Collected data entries

begin

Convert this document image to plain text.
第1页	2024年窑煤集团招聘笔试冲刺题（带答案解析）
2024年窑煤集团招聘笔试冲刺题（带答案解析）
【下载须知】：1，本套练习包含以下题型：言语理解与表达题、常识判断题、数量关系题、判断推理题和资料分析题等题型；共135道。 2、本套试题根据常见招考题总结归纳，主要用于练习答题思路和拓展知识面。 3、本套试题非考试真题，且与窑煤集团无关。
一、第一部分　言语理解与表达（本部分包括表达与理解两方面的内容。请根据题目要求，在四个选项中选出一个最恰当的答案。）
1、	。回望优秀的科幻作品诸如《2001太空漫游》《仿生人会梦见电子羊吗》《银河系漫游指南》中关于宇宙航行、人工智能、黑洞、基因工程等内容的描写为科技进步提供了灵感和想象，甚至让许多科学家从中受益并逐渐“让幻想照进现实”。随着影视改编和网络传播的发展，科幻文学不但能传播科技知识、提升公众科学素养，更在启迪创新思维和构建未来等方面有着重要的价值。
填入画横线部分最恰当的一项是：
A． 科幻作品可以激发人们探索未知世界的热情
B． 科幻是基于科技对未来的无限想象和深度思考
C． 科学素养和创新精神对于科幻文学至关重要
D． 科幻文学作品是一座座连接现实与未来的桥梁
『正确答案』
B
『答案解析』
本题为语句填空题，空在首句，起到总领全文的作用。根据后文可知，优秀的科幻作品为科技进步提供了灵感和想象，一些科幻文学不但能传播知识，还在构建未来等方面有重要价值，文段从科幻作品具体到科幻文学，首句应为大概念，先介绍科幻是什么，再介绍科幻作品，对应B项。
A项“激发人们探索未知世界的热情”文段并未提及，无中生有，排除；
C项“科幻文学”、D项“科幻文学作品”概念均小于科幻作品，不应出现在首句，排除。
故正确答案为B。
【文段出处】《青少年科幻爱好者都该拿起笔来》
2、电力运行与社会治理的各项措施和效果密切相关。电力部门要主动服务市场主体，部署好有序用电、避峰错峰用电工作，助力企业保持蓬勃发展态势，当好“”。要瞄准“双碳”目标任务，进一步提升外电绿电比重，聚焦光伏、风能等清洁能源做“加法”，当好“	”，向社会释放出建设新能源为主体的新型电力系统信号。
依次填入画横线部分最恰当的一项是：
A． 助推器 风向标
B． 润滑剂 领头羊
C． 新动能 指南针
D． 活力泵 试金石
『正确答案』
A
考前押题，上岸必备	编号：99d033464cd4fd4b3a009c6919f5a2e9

end

What is asked: Reproduce each entry word for word.

Solved problem:
Convert this document image to plain text.
第1页	2024年窑煤集团招聘笔试冲刺题（带答案解析）
2024年窑煤集团招聘笔试冲刺题（带答案解析）
【下载须知】：1，本套练习包含以下题型：言语理解与表达题、常识判断题、数量关系题、判断推理题和资料分析题等题型；共135道。 2、本套试题根据常见招考题总结归纳，主要用于练习答题思路和拓展知识面。 3、本套试题非考试真题，且与窑煤集团无关。
一、第一部分　言语理解与表达（本部分包括表达与理解两方面的内容。请根据题目要求，在四个选项中选出一个最恰当的答案。）
1、	。回望优秀的科幻作品诸如《2001太空漫游》《仿生人会梦见电子羊吗》《银河系漫游指南》中关于宇宙航行、人工智能、黑洞、基因工程等内容的描写为科技进步提供了灵感和想象，甚至让许多科学家从中受益并逐渐“让幻想照进现实”。随着影视改编和网络传播的发展，科幻文学不但能传播科技知识、提升公众科学素养，更在启迪创新思维和构建未来等方面有着重要的价值。
填入画横线部分最恰当的一项是：
A． 科幻作品可以激发人们探索未知世界的热情
B． 科幻是基于科技对未来的无限想象和深度思考
C． 科学素养和创新精神对于科幻文学至关重要
D． 科幻文学作品是一座座连接现实与未来的桥梁
『正确答案』
B
『答案解析』
本题为语句填空题，空在首句，起到总领全文的作用。根据后文可知，优秀的科幻作品为科技进步提供了灵感和想象，一些科幻文学不但能传播知识，还在构建未来等方面有重要价值，文段从科幻作品具体到科幻文学，首句应为大概念，先介绍科幻是什么，再介绍科幻作品，对应B项。
A项“激发人们探索未知世界的热情”文段并未提及，无中生有，排除；
C项“科幻文学”、D项“科幻文学作品”概念均小于科幻作品，不应出现在首句，排除。
故正确答案为B。
【文段出处】《青少年科幻爱好者都该拿起笔来》
2、电力运行与社会治理的各项措施和效果密切相关。电力部门要主动服务市场主体，部署好有序用电、避峰错峰用电工作，助力企业保持蓬勃发展态势，当好“”。要瞄准“双碳”目标任务，进一步提升外电绿电比重，聚焦光伏、风能等清洁能源做“加法”，当好“	”，向社会释放出建设新能源为主体的新型电力系统信号。
依次填入画横线部分最恰当的一项是：
A． 助推器 风向标
B． 润滑剂 领头羊
C． 新动能 指南针
D． 活力泵 试金石
『正确答案』
A
考前押题，上岸必备	编号：99d033464cd4fd4b3a009c6919f5a2e9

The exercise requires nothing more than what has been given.